| Problem description |
Every line that contains the word "Weinzettel" should be copied out.

| Entries |
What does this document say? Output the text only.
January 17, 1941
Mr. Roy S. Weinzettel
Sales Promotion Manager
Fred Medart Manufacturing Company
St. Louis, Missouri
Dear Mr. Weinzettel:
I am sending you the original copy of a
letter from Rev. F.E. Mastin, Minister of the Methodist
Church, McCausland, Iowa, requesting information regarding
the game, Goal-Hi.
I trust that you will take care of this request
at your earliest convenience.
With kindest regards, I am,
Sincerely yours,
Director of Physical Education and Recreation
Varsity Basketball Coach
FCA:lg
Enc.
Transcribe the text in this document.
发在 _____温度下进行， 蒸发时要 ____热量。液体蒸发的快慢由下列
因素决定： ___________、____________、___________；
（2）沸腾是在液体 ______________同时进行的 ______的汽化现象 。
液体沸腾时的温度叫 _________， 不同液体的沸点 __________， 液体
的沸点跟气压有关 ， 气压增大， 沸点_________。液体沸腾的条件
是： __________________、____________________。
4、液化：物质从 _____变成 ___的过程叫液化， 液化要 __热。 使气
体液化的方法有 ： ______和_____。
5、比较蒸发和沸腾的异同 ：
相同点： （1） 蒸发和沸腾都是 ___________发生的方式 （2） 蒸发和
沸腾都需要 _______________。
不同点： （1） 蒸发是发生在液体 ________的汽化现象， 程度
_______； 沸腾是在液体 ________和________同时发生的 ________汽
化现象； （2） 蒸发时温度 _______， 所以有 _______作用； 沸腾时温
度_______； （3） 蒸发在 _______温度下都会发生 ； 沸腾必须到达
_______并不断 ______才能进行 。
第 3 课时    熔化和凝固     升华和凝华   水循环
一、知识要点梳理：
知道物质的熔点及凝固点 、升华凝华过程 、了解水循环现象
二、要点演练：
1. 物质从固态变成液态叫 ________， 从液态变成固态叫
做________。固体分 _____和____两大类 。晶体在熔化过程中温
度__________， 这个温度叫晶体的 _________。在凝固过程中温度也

| Correct answer |
Mr. Roy S. Weinzettel
Dear Mr. Weinzettel:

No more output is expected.